Challenge:
Pictures do not belong in the copy; transcribe everything else in the records exactly.

[start Exercise inputs]

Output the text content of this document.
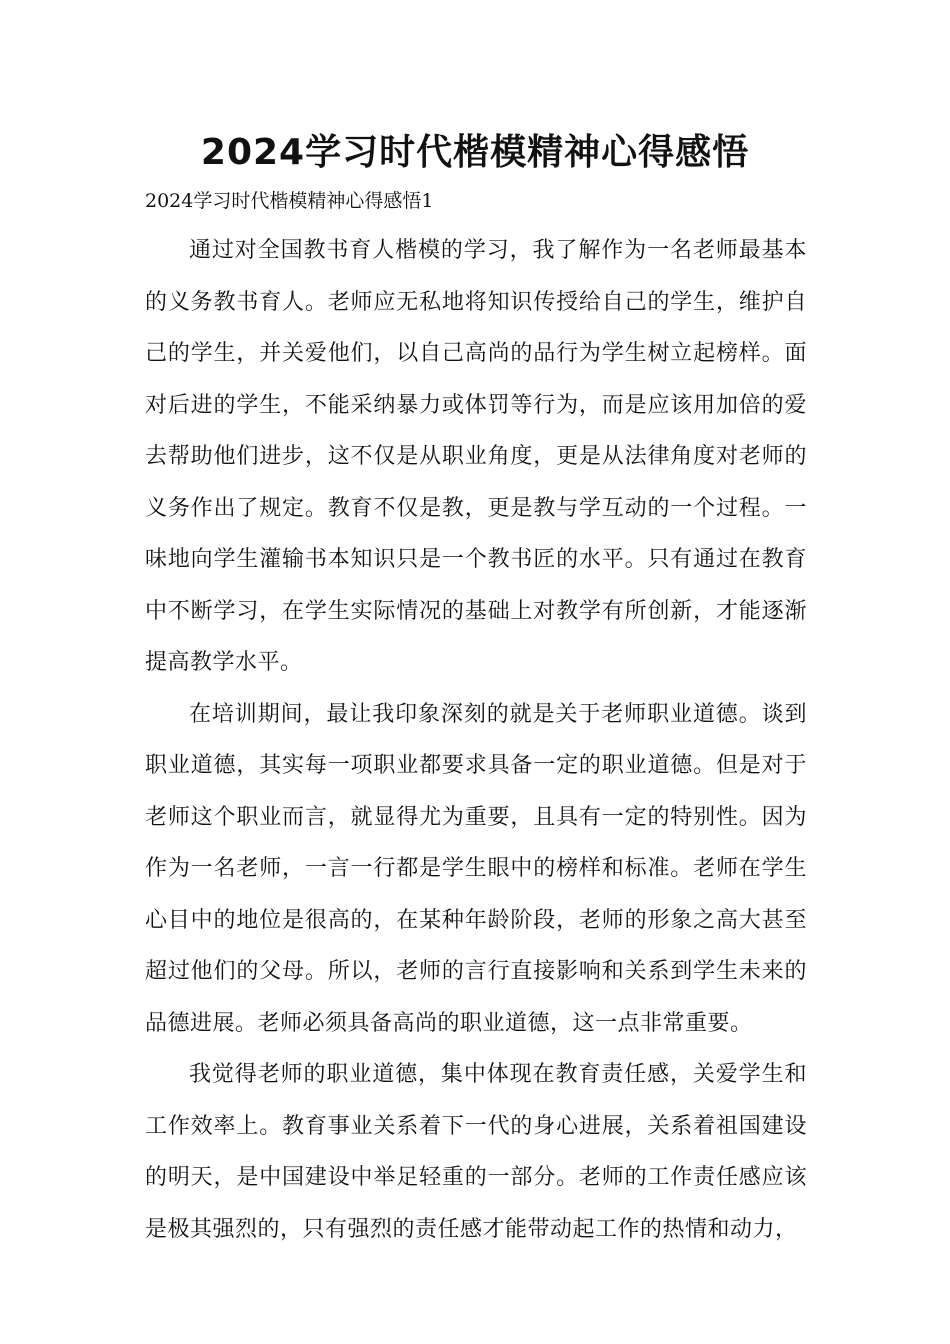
2024学习时代楷模精神心得感悟
2024学习时代楷模精神心得感悟1

通过对全国教书育人楷模的学习，我了解作为一名老师最基本的义务教书育人。老师应无私地将知识传授给自己的学生，维护自己的学生，并关爱他们，以自己高尚的品行为学生树立起榜样。面对后进的学生，不能采纳暴力或体罚等行为，而是应该用加倍的爱去帮助他们进步，这不仅是从职业角度，更是从法律角度对老师的义务作出了规定。教育不仅是教，更是教与学互动的一个过程。一味地向学生灌输书本知识只是一个教书匠的水平。只有通过在教育中不断学习，在学生实际情况的基础上对教学有所创新，才能逐渐提高教学水平。

在培训期间，最让我印象深刻的就是关于老师职业道德。谈到职业道德，其实每一项职业都要求具备一定的职业道德。但是对于老师这个职业而言，就显得尤为重要，且具有一定的特别性。因为作为一名老师，一言一行都是学生眼中的榜样和标准。老师在学生心目中的地位是很高的，在某种年龄阶段，老师的形象之高大甚至超过他们的父母。所以，老师的言行直接影响和关系到学生未来的品德进展。老师必须具备高尚的职业道德，这一点非常重要。

我觉得老师的职业道德，集中体现在教育责任感，关爱学生和工作效率上。教育事业关系着下一代的身心进展，关系着祖国建设的明天，是中国建设中举足轻重的一部分。老师的工作责任感应该是极其强烈的，只有强烈的责任感才能带动起工作的热情和动力，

[end Exercise inputs]

Written solution:
Output the text content of this document.
2024学习时代楷模精神心得感悟
2024学习时代楷模精神心得感悟1

通过对全国教书育人楷模的学习，我了解作为一名老师最基本的义务教书育人。老师应无私地将知识传授给自己的学生，维护自己的学生，并关爱他们，以自己高尚的品行为学生树立起榜样。面对后进的学生，不能采纳暴力或体罚等行为，而是应该用加倍的爱去帮助他们进步，这不仅是从职业角度，更是从法律角度对老师的义务作出了规定。教育不仅是教，更是教与学互动的一个过程。一味地向学生灌输书本知识只是一个教书匠的水平。只有通过在教育中不断学习，在学生实际情况的基础上对教学有所创新，才能逐渐提高教学水平。

在培训期间，最让我印象深刻的就是关于老师职业道德。谈到职业道德，其实每一项职业都要求具备一定的职业道德。但是对于老师这个职业而言，就显得尤为重要，且具有一定的特别性。因为作为一名老师，一言一行都是学生眼中的榜样和标准。老师在学生心目中的地位是很高的，在某种年龄阶段，老师的形象之高大甚至超过他们的父母。所以，老师的言行直接影响和关系到学生未来的品德进展。老师必须具备高尚的职业道德，这一点非常重要。

我觉得老师的职业道德，集中体现在教育责任感，关爱学生和工作效率上。教育事业关系着下一代的身心进展，关系着祖国建设的明天，是中国建设中举足轻重的一部分。老师的工作责任感应该是极其强烈的，只有强烈的责任感才能带动起工作的热情和动力，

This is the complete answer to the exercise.